**Problem to solve**:
Give only the number of lines in the listing below where the string "feedback" occurs.

**Data in this exercise**:
● ● ● ● ● ● ●
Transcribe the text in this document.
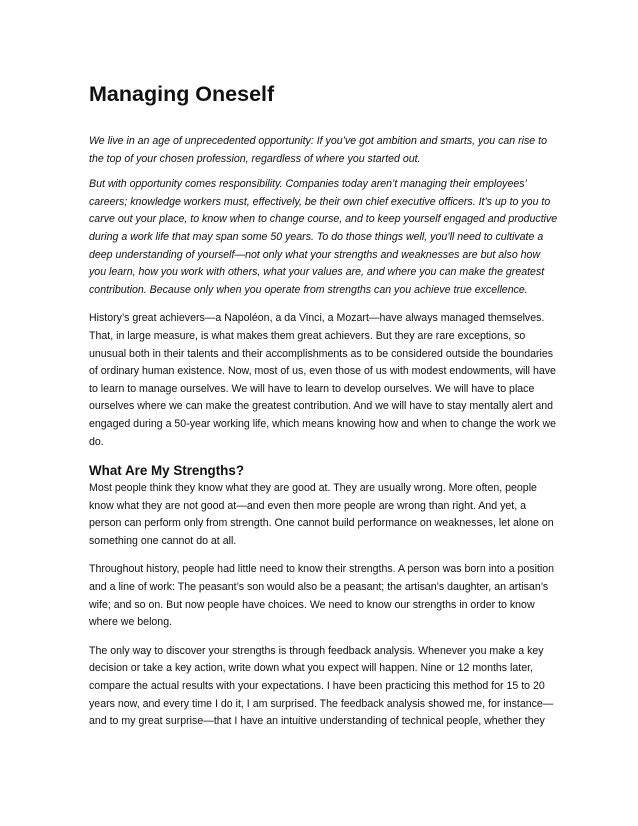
Managing Oneself

We live in an age of unprecedented opportunity: If you’ve got ambition and smarts, you can rise to
the top of your chosen profession, regardless of where you started out.

But with opportunity comes responsibility. Companies today aren’t managing their employees’
careers; knowledge workers must, effectively, be their own chief executive officers. It’s up to you to
carve out your place, to know when to change course, and to keep yourself engaged and productive
during a work life that may span some 50 years. To do those things well, you’ll need to cultivate a
deep understanding of yourself—not only what your strengths and weaknesses are but also how
you learn, how you work with others, what your values are, and where you can make the greatest
contribution. Because only when you operate from strengths can you achieve true excellence.

History’s great achievers—a Napoléon, a da Vinci, a Mozart—have always managed themselves.
That, in large measure, is what makes them great achievers. But they are rare exceptions, so
unusual both in their talents and their accomplishments as to be considered outside the boundaries
of ordinary human existence. Now, most of us, even those of us with modest endowments, will have
to learn to manage ourselves. We will have to learn to develop ourselves. We will have to place
ourselves where we can make the greatest contribution. And we will have to stay mentally alert and
engaged during a 50-year working life, which means knowing how and when to change the work we
do.

What Are My Strengths?

Most people think they know what they are good at. They are usually wrong. More often, people
know what they are not good at—and even then more people are wrong than right. And yet, a
person can perform only from strength. One cannot build performance on weaknesses, let alone on
something one cannot do at all.

Throughout history, people had little need to know their strengths. A person was born into a position
and a line of work: The peasant’s son would also be a peasant; the artisan’s daughter, an artisan’s
wife; and so on. But now people have choices. We need to know our strengths in order to know
where we belong.

The only way to discover your strengths is through feedback analysis. Whenever you make a key
decision or take a key action, write down what you expect will happen. Nine or 12 months later,
compare the actual results with your expectations. I have been practicing this method for 15 to 20
years now, and every time I do it, I am surprised. The feedback analysis showed me, for instance—
and to my great surprise—that I have an intuitive understanding of technical people, whether they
● ● ● ● ● ● ●
**Task output**:
2